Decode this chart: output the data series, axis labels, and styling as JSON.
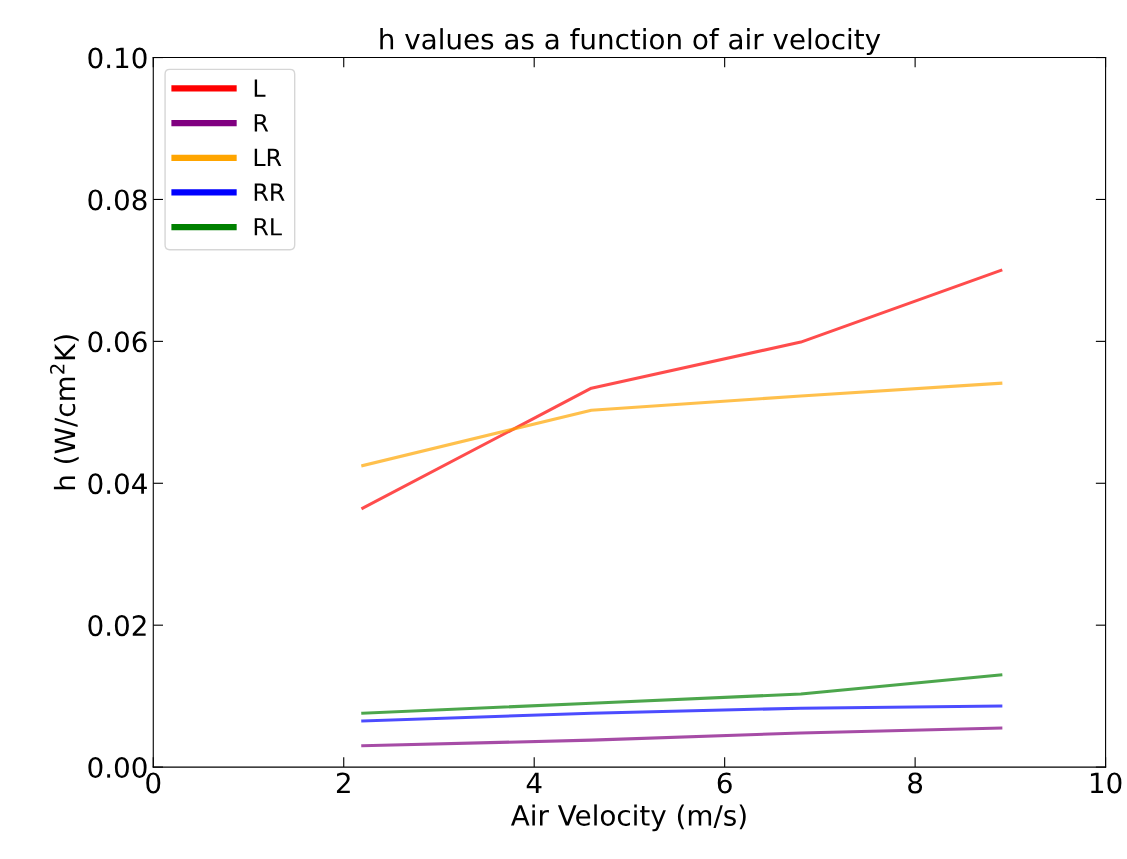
{
  "chart_data": {
    "type": "line",
    "title": "h values as a function of air velocity",
    "xlabel": "Air Velocity (m/s)",
    "ylabel": "h (W/cm$^{2}$K)",
    "x": [
      2.2,
      4.6,
      6.8,
      8.9
    ],
    "series": [
      {
        "name": "L",
        "color": "#ff0000",
        "values": [
          0.0365,
          0.0534,
          0.0599,
          0.07
        ]
      },
      {
        "name": "R",
        "color": "#800080",
        "values": [
          0.003,
          0.0038,
          0.0048,
          0.0055
        ]
      },
      {
        "name": "LR",
        "color": "#ffa500",
        "values": [
          0.0425,
          0.0503,
          0.0523,
          0.0541
        ]
      },
      {
        "name": "RR",
        "color": "#0000ff",
        "values": [
          0.0065,
          0.0076,
          0.0083,
          0.0086
        ]
      },
      {
        "name": "RL",
        "color": "#008000",
        "values": [
          0.0076,
          0.009,
          0.0103,
          0.013
        ]
      }
    ],
    "xlim": [
      0,
      10
    ],
    "ylim": [
      0,
      0.1
    ],
    "xticks": [
      0,
      2,
      4,
      6,
      8,
      10
    ],
    "yticks": [
      {
        "value": 0,
        "label": "0.00"
      },
      {
        "value": 0.02,
        "label": "0.02"
      },
      {
        "value": 0.04,
        "label": "0.04"
      },
      {
        "value": 0.06,
        "label": "0.06"
      },
      {
        "value": 0.08,
        "label": "0.08"
      },
      {
        "value": 0.1,
        "label": "0.10"
      }
    ],
    "grid": false,
    "legend": "top left",
    "marker": "none",
    "line_style": "solid"
  }
}
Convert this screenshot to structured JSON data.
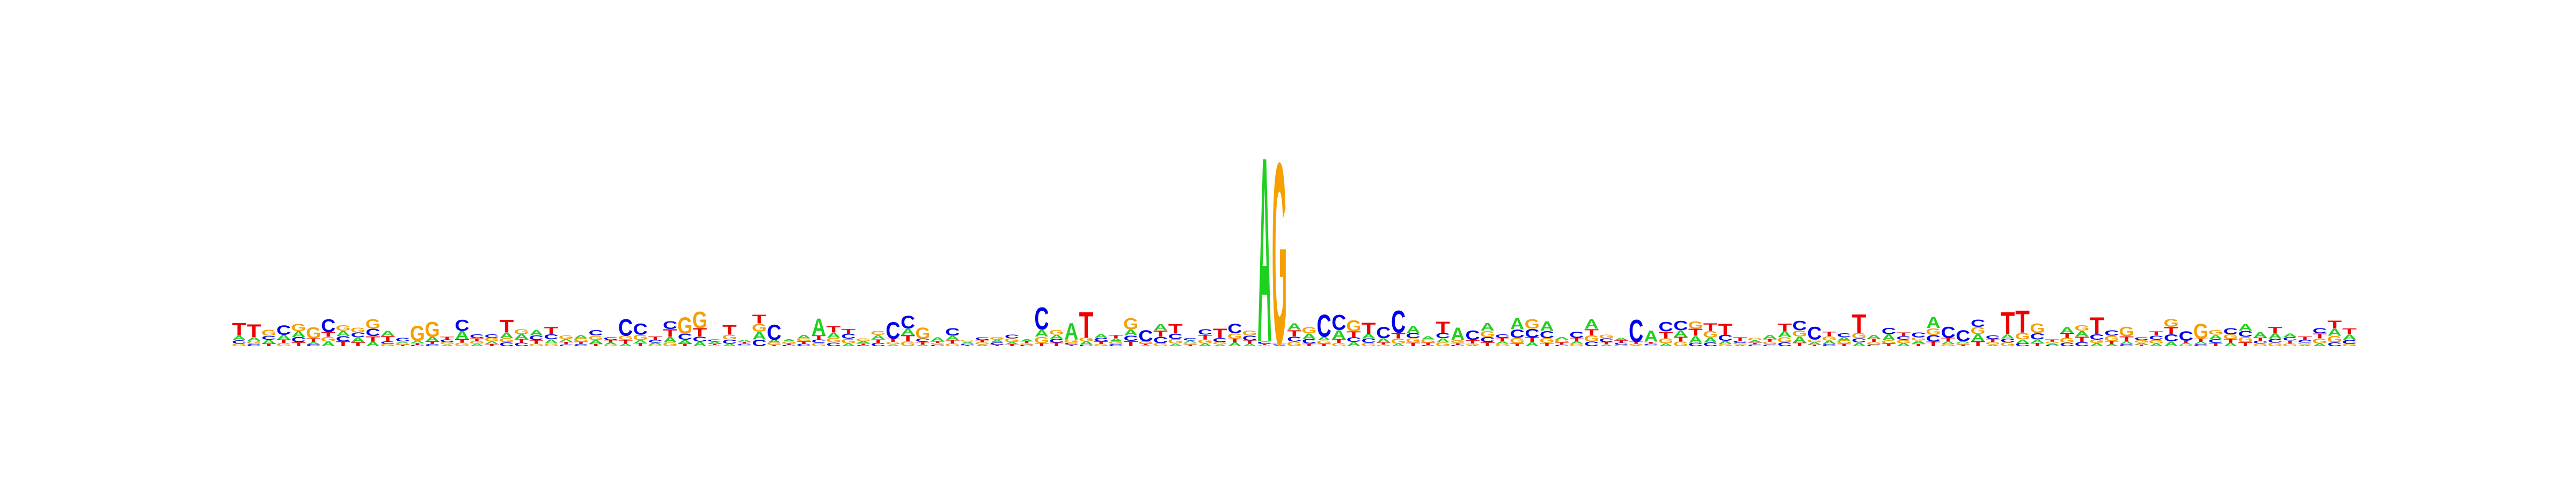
{
  "chart_data": {
    "type": "sequence_logo",
    "alphabet": [
      "A",
      "C",
      "G",
      "T"
    ],
    "colors": {
      "A": "#1fd11f",
      "C": "#0000ee",
      "G": "#f5a000",
      "T": "#ee0000"
    },
    "ylim": [
      0,
      2
    ],
    "length": 143,
    "seed_positions": [
      {
        "i": 0,
        "top": "T",
        "h": 0.07
      },
      {
        "i": 1,
        "top": "T",
        "h": 0.07
      },
      {
        "i": 3,
        "top": "C",
        "h": 0.05
      },
      {
        "i": 5,
        "top": "G",
        "h": 0.06
      },
      {
        "i": 6,
        "top": "C",
        "h": 0.07
      },
      {
        "i": 9,
        "top": "G",
        "h": 0.05
      },
      {
        "i": 12,
        "top": "G",
        "h": 0.08
      },
      {
        "i": 13,
        "top": "G",
        "h": 0.08
      },
      {
        "i": 15,
        "top": "C",
        "h": 0.06
      },
      {
        "i": 18,
        "top": "T",
        "h": 0.07
      },
      {
        "i": 26,
        "top": "C",
        "h": 0.09
      },
      {
        "i": 27,
        "top": "C",
        "h": 0.06
      },
      {
        "i": 30,
        "top": "G",
        "h": 0.09
      },
      {
        "i": 31,
        "top": "G",
        "h": 0.09
      },
      {
        "i": 33,
        "top": "T",
        "h": 0.05
      },
      {
        "i": 36,
        "top": "C",
        "h": 0.08
      },
      {
        "i": 39,
        "top": "A",
        "h": 0.09
      },
      {
        "i": 44,
        "top": "C",
        "h": 0.09
      },
      {
        "i": 45,
        "top": "C",
        "h": 0.07
      },
      {
        "i": 46,
        "top": "G",
        "h": 0.06
      },
      {
        "i": 54,
        "top": "C",
        "h": 0.12
      },
      {
        "i": 56,
        "top": "A",
        "h": 0.09
      },
      {
        "i": 57,
        "top": "T",
        "h": 0.14
      },
      {
        "i": 60,
        "top": "G",
        "h": 0.06
      },
      {
        "i": 61,
        "top": "C",
        "h": 0.06
      },
      {
        "i": 63,
        "top": "T",
        "h": 0.05
      },
      {
        "i": 66,
        "top": "T",
        "h": 0.05
      },
      {
        "i": 67,
        "top": "C",
        "h": 0.05
      },
      {
        "i": 69,
        "top": "A",
        "h": 1.0
      },
      {
        "i": 70,
        "top": "G",
        "h": 0.98
      },
      {
        "i": 73,
        "top": "C",
        "h": 0.12
      },
      {
        "i": 74,
        "top": "C",
        "h": 0.08
      },
      {
        "i": 75,
        "top": "G",
        "h": 0.06
      },
      {
        "i": 76,
        "top": "T",
        "h": 0.06
      },
      {
        "i": 77,
        "top": "C",
        "h": 0.06
      },
      {
        "i": 78,
        "top": "C",
        "h": 0.12
      },
      {
        "i": 81,
        "top": "T",
        "h": 0.06
      },
      {
        "i": 82,
        "top": "A",
        "h": 0.07
      },
      {
        "i": 83,
        "top": "C",
        "h": 0.05
      },
      {
        "i": 86,
        "top": "A",
        "h": 0.06
      },
      {
        "i": 87,
        "top": "G",
        "h": 0.05
      },
      {
        "i": 88,
        "top": "A",
        "h": 0.05
      },
      {
        "i": 91,
        "top": "A",
        "h": 0.05
      },
      {
        "i": 94,
        "top": "C",
        "h": 0.12
      },
      {
        "i": 95,
        "top": "A",
        "h": 0.06
      },
      {
        "i": 96,
        "top": "C",
        "h": 0.05
      },
      {
        "i": 97,
        "top": "C",
        "h": 0.05
      },
      {
        "i": 100,
        "top": "T",
        "h": 0.06
      },
      {
        "i": 105,
        "top": "C",
        "h": 0.05
      },
      {
        "i": 106,
        "top": "C",
        "h": 0.07
      },
      {
        "i": 109,
        "top": "T",
        "h": 0.1
      },
      {
        "i": 114,
        "top": "A",
        "h": 0.06
      },
      {
        "i": 115,
        "top": "C",
        "h": 0.06
      },
      {
        "i": 116,
        "top": "C",
        "h": 0.06
      },
      {
        "i": 119,
        "top": "T",
        "h": 0.12
      },
      {
        "i": 120,
        "top": "T",
        "h": 0.12
      },
      {
        "i": 121,
        "top": "G",
        "h": 0.05
      },
      {
        "i": 125,
        "top": "T",
        "h": 0.09
      },
      {
        "i": 127,
        "top": "G",
        "h": 0.05
      },
      {
        "i": 131,
        "top": "C",
        "h": 0.05
      },
      {
        "i": 132,
        "top": "G",
        "h": 0.08
      }
    ]
  }
}
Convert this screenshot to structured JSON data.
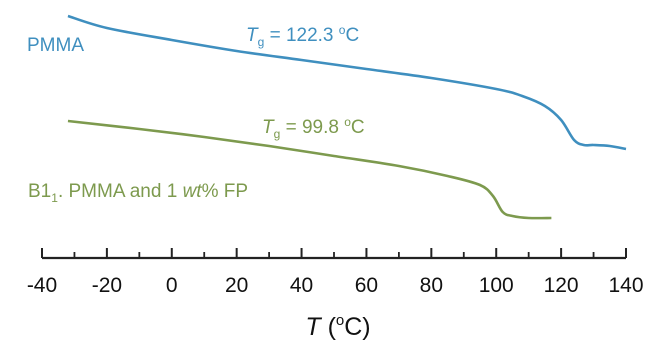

#### What to do:
Copy the listing in full and without alteration, omitting every picture.

#### Result:
Decode this chart: output the data series, axis labels, and styling as JSON.
{
  "chart_data": {
    "type": "line",
    "title": "h values as a function of air velocity",
    "xlabel": "Air Velocity (m/s)",
    "ylabel": "h (W/cm$^{2}$K)",
    "x": [
      2.2,
      4.6,
      6.8,
      8.9
    ],
    "series": [
      {
        "name": "L",
        "color": "#ff0000",
        "values": [
          0.0365,
          0.0534,
          0.0599,
          0.07
        ]
      },
      {
        "name": "R",
        "color": "#800080",
        "values": [
          0.003,
          0.0038,
          0.0048,
          0.0055
        ]
      },
      {
        "name": "LR",
        "color": "#ffa500",
        "values": [
          0.0425,
          0.0503,
          0.0523,
          0.0541
        ]
      },
      {
        "name": "RR",
        "color": "#0000ff",
        "values": [
          0.0065,
          0.0076,
          0.0083,
          0.0086
        ]
      },
      {
        "name": "RL",
        "color": "#008000",
        "values": [
          0.0076,
          0.009,
          0.0103,
          0.013
        ]
      }
    ],
    "xlim": [
      0,
      10
    ],
    "ylim": [
      0,
      0.1
    ],
    "xticks": [
      0,
      2,
      4,
      6,
      8,
      10
    ],
    "yticks": [
      {
        "value": 0,
        "label": "0.00"
      },
      {
        "value": 0.02,
        "label": "0.02"
      },
      {
        "value": 0.04,
        "label": "0.04"
      },
      {
        "value": 0.06,
        "label": "0.06"
      },
      {
        "value": 0.08,
        "label": "0.08"
      },
      {
        "value": 0.1,
        "label": "0.10"
      }
    ],
    "grid": false,
    "legend": "top left",
    "marker": "none",
    "line_style": "solid"
  }
}
Convert this screenshot to structured JSON data.
{
  "chart_data": {
    "type": "sequence_logo",
    "alphabet": [
      "A",
      "C",
      "G",
      "T"
    ],
    "colors": {
      "A": "#1fd11f",
      "C": "#0000ee",
      "G": "#f5a000",
      "T": "#ee0000"
    },
    "ylim": [
      0,
      2
    ],
    "length": 143,
    "seed_positions": [
      {
        "i": 0,
        "top": "T",
        "h": 0.07
      },
      {
        "i": 1,
        "top": "T",
        "h": 0.07
      },
      {
        "i": 3,
        "top": "C",
        "h": 0.05
      },
      {
        "i": 5,
        "top": "G",
        "h": 0.06
      },
      {
        "i": 6,
        "top": "C",
        "h": 0.07
      },
      {
        "i": 9,
        "top": "G",
        "h": 0.05
      },
      {
        "i": 12,
        "top": "G",
        "h": 0.08
      },
      {
        "i": 13,
        "top": "G",
        "h": 0.08
      },
      {
        "i": 15,
        "top": "C",
        "h": 0.06
      },
      {
        "i": 18,
        "top": "T",
        "h": 0.07
      },
      {
        "i": 26,
        "top": "C",
        "h": 0.09
      },
      {
        "i": 27,
        "top": "C",
        "h": 0.06
      },
      {
        "i": 30,
        "top": "G",
        "h": 0.09
      },
      {
        "i": 31,
        "top": "G",
        "h": 0.09
      },
      {
        "i": 33,
        "top": "T",
        "h": 0.05
      },
      {
        "i": 36,
        "top": "C",
        "h": 0.08
      },
      {
        "i": 39,
        "top": "A",
        "h": 0.09
      },
      {
        "i": 44,
        "top": "C",
        "h": 0.09
      },
      {
        "i": 45,
        "top": "C",
        "h": 0.07
      },
      {
        "i": 46,
        "top": "G",
        "h": 0.06
      },
      {
        "i": 54,
        "top": "C",
        "h": 0.12
      },
      {
        "i": 56,
        "top": "A",
        "h": 0.09
      },
      {
        "i": 57,
        "top": "T",
        "h": 0.14
      },
      {
        "i": 60,
        "top": "G",
        "h": 0.06
      },
      {
        "i": 61,
        "top": "C",
        "h": 0.06
      },
      {
        "i": 63,
        "top": "T",
        "h": 0.05
      },
      {
        "i": 66,
        "top": "T",
        "h": 0.05
      },
      {
        "i": 67,
        "top": "C",
        "h": 0.05
      },
      {
        "i": 69,
        "top": "A",
        "h": 1.0
      },
      {
        "i": 70,
        "top": "G",
        "h": 0.98
      },
      {
        "i": 73,
        "top": "C",
        "h": 0.12
      },
      {
        "i": 74,
        "top": "C",
        "h": 0.08
      },
      {
        "i": 75,
        "top": "G",
        "h": 0.06
      },
      {
        "i": 76,
        "top": "T",
        "h": 0.06
      },
      {
        "i": 77,
        "top": "C",
        "h": 0.06
      },
      {
        "i": 78,
        "top": "C",
        "h": 0.12
      },
      {
        "i": 81,
        "top": "T",
        "h": 0.06
      },
      {
        "i": 82,
        "top": "A",
        "h": 0.07
      },
      {
        "i": 83,
        "top": "C",
        "h": 0.05
      },
      {
        "i": 86,
        "top": "A",
        "h": 0.06
      },
      {
        "i": 87,
        "top": "G",
        "h": 0.05
      },
      {
        "i": 88,
        "top": "A",
        "h": 0.05
      },
      {
        "i": 91,
        "top": "A",
        "h": 0.05
      },
      {
        "i": 94,
        "top": "C",
        "h": 0.12
      },
      {
        "i": 95,
        "top": "A",
        "h": 0.06
      },
      {
        "i": 96,
        "top": "C",
        "h": 0.05
      },
      {
        "i": 97,
        "top": "C",
        "h": 0.05
      },
      {
        "i": 100,
        "top": "T",
        "h": 0.06
      },
      {
        "i": 105,
        "top": "C",
        "h": 0.05
      },
      {
        "i": 106,
        "top": "C",
        "h": 0.07
      },
      {
        "i": 109,
        "top": "T",
        "h": 0.1
      },
      {
        "i": 114,
        "top": "A",
        "h": 0.06
      },
      {
        "i": 115,
        "top": "C",
        "h": 0.06
      },
      {
        "i": 116,
        "top": "C",
        "h": 0.06
      },
      {
        "i": 119,
        "top": "T",
        "h": 0.12
      },
      {
        "i": 120,
        "top": "T",
        "h": 0.12
      },
      {
        "i": 121,
        "top": "G",
        "h": 0.05
      },
      {
        "i": 125,
        "top": "T",
        "h": 0.09
      },
      {
        "i": 127,
        "top": "G",
        "h": 0.05
      },
      {
        "i": 131,
        "top": "C",
        "h": 0.05
      },
      {
        "i": 132,
        "top": "G",
        "h": 0.08
      }
    ]
  }
}
Convert this screenshot to structured JSON data.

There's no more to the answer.